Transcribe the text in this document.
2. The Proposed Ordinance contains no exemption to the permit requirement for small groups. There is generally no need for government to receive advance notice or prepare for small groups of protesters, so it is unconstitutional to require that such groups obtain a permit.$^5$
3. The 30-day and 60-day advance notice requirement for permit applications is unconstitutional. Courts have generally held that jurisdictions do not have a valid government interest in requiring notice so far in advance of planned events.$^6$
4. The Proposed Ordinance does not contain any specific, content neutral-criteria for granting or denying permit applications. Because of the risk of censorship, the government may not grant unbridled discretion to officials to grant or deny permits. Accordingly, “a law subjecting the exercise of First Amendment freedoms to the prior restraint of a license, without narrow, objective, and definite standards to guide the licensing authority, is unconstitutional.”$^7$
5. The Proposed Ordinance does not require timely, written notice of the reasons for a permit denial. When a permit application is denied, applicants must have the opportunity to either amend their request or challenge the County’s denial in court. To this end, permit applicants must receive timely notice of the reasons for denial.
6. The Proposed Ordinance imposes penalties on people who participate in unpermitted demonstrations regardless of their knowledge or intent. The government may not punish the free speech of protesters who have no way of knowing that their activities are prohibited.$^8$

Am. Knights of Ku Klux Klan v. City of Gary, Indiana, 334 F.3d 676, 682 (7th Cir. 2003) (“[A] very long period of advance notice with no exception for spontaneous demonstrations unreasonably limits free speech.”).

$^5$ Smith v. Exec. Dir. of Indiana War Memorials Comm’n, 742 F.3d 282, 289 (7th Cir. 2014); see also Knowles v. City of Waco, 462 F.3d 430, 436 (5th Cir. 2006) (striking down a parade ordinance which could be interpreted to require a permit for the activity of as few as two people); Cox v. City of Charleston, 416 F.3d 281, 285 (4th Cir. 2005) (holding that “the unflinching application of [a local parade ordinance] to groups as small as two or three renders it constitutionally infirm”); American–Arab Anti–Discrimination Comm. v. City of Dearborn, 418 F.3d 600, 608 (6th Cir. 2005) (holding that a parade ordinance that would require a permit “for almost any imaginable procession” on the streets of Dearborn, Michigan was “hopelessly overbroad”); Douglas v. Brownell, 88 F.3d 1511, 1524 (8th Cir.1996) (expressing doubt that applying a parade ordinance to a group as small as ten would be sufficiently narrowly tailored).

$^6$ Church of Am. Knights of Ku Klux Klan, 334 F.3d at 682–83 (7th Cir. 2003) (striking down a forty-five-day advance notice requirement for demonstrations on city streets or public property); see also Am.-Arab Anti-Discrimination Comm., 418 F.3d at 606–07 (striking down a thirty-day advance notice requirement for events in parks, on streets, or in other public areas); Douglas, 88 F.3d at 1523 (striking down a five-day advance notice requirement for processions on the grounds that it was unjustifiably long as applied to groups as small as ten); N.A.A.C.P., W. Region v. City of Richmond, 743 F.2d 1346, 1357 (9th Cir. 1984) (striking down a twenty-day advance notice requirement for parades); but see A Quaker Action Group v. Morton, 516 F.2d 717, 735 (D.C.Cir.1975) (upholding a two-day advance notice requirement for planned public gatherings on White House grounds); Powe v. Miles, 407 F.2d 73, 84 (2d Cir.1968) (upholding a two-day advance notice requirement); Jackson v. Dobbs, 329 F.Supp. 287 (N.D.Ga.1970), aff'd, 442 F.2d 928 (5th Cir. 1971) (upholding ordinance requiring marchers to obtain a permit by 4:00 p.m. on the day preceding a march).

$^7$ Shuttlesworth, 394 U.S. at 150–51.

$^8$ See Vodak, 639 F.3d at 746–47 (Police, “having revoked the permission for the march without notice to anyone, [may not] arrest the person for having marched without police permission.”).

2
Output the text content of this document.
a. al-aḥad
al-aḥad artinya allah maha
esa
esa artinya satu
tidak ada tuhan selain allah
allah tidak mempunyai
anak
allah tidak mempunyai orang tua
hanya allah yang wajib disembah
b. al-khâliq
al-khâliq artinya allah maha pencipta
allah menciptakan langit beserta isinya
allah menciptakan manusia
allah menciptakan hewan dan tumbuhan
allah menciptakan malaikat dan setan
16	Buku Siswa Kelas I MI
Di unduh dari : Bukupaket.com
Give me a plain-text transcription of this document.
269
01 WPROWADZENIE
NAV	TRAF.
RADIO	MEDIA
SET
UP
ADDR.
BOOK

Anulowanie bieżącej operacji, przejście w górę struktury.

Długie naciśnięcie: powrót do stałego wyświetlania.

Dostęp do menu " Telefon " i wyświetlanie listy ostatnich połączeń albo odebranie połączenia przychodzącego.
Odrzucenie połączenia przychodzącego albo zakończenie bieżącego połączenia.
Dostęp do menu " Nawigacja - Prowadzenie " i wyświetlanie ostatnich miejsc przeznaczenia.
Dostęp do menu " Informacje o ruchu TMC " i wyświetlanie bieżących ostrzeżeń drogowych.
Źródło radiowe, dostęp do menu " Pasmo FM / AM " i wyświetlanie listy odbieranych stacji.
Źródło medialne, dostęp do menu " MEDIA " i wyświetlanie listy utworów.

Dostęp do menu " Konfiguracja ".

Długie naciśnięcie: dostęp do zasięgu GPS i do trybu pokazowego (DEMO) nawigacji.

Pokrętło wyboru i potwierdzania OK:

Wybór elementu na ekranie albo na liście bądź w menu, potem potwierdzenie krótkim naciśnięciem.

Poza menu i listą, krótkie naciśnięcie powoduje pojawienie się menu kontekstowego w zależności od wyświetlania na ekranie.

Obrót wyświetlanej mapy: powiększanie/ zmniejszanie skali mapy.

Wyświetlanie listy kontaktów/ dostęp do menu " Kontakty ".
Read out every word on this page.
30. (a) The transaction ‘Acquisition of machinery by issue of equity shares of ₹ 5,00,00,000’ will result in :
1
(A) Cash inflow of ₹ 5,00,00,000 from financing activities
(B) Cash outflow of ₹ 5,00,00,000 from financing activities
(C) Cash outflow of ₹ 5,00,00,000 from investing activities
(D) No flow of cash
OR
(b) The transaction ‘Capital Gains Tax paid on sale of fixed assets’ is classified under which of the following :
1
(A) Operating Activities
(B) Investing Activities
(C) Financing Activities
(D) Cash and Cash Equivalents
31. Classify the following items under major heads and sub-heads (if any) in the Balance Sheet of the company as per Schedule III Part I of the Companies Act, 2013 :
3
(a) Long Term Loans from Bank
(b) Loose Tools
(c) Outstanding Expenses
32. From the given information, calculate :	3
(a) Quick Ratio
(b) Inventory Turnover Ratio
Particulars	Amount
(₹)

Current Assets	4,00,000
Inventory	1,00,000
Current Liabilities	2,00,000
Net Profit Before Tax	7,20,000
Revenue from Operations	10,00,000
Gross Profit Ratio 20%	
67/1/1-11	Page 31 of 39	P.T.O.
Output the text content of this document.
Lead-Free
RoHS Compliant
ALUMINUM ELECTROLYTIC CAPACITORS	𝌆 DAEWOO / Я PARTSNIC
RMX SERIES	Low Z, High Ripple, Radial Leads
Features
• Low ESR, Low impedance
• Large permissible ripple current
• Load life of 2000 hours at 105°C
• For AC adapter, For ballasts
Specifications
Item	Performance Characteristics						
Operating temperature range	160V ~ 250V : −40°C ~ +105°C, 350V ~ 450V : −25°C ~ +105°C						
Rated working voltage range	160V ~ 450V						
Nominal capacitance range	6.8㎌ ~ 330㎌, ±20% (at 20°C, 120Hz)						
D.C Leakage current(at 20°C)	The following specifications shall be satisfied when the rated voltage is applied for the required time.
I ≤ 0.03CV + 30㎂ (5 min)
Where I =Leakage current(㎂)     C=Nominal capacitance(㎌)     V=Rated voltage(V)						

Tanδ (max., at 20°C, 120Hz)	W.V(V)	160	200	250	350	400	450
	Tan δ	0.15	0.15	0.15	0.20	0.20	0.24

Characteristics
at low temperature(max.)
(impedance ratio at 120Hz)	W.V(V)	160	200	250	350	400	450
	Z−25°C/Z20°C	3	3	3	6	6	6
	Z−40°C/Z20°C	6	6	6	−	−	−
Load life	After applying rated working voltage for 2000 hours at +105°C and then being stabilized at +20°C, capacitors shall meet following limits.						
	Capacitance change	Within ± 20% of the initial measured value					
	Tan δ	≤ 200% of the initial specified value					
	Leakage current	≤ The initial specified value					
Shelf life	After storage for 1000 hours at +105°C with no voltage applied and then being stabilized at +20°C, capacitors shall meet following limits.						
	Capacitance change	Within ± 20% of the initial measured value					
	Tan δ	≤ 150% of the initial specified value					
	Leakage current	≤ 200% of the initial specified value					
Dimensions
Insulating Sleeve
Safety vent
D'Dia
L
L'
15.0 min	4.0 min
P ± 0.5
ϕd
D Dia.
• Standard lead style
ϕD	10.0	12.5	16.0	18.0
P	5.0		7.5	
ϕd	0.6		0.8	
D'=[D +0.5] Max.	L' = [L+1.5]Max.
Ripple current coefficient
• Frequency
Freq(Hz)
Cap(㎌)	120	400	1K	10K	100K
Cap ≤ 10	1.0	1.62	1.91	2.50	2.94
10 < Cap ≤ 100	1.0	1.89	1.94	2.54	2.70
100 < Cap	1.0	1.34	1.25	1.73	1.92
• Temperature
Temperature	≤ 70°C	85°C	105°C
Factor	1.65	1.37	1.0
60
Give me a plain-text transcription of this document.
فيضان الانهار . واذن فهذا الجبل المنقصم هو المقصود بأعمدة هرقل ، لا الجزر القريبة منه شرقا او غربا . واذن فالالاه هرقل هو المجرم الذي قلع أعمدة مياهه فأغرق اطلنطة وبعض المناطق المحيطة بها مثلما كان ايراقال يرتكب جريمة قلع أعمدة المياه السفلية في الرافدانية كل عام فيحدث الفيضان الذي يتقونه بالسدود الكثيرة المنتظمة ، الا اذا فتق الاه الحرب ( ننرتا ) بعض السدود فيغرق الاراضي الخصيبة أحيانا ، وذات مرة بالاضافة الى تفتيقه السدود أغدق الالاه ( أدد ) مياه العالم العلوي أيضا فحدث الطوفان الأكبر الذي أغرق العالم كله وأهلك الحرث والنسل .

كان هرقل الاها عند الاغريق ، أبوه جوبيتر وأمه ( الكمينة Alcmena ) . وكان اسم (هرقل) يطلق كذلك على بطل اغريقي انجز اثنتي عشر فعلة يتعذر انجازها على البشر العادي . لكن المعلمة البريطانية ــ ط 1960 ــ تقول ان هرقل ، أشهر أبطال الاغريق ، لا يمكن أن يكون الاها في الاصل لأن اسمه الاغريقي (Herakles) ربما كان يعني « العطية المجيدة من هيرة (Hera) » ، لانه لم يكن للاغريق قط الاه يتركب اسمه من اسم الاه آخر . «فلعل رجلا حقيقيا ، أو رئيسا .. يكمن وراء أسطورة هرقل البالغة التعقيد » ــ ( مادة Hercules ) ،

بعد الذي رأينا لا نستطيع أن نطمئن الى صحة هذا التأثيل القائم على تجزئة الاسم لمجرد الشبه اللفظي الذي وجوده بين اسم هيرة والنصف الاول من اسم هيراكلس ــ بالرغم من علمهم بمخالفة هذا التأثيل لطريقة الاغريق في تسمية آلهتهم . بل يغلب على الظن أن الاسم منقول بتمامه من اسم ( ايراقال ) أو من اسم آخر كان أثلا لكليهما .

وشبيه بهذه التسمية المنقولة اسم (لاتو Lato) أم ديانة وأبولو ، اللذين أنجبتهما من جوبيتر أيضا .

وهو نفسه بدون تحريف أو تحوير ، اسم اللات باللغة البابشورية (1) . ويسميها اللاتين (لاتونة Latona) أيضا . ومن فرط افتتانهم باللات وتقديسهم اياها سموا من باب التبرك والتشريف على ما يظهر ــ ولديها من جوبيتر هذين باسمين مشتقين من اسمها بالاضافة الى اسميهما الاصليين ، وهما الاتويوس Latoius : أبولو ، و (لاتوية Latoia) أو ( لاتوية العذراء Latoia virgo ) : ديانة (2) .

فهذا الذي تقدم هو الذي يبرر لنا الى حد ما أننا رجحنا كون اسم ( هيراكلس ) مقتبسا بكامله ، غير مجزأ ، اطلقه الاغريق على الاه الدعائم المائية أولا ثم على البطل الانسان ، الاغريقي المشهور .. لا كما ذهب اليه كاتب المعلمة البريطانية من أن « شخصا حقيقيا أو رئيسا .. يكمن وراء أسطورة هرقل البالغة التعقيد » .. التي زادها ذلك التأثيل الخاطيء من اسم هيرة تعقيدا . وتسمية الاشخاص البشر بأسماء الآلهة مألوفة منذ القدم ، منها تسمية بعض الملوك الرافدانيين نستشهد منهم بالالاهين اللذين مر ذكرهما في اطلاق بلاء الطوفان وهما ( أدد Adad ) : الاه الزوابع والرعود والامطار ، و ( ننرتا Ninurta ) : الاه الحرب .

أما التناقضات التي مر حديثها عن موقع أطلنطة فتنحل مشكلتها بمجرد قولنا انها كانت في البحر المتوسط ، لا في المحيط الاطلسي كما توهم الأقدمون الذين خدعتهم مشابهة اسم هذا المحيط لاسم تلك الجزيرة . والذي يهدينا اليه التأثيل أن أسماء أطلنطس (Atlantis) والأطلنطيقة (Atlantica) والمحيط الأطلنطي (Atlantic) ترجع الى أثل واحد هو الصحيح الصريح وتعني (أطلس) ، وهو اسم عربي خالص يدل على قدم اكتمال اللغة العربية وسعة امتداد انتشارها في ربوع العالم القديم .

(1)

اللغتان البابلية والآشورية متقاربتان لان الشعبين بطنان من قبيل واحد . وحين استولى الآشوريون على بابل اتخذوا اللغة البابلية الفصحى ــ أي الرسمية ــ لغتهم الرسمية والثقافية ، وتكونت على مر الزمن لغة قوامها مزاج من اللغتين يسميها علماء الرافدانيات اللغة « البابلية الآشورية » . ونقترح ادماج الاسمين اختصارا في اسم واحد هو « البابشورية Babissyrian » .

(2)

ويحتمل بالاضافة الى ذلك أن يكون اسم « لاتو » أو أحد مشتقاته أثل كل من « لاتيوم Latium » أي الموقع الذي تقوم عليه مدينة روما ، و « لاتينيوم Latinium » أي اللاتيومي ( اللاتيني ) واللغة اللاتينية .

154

> Task directions:
Look for the word "applying" and return every line where it occurs.

> Complete output:
$^5$ Smith v. Exec. Dir. of Indiana War Memorials Comm’n, 742 F.3d 282, 289 (7th Cir. 2014); see also Knowles v. City of Waco, 462 F.3d 430, 436 (5th Cir. 2006) (striking down a parade ordinance which could be interpreted to require a permit for the activity of as few as two people); Cox v. City of Charleston, 416 F.3d 281, 285 (4th Cir. 2005) (holding that “the unflinching application of [a local parade ordinance] to groups as small as two or three renders it constitutionally infirm”); American–Arab Anti–Discrimination Comm. v. City of Dearborn, 418 F.3d 600, 608 (6th Cir. 2005) (holding that a parade ordinance that would require a permit “for almost any imaginable procession” on the streets of Dearborn, Michigan was “hopelessly overbroad”); Douglas v. Brownell, 88 F.3d 1511, 1524 (8th Cir.1996) (expressing doubt that applying a parade ordinance to a group as small as ten would be sufficiently narrowly tailored).
Load life	After applying rated working voltage for 2000 hours at +105°C and then being stabilized at +20°C, capacitors shall meet following limits.						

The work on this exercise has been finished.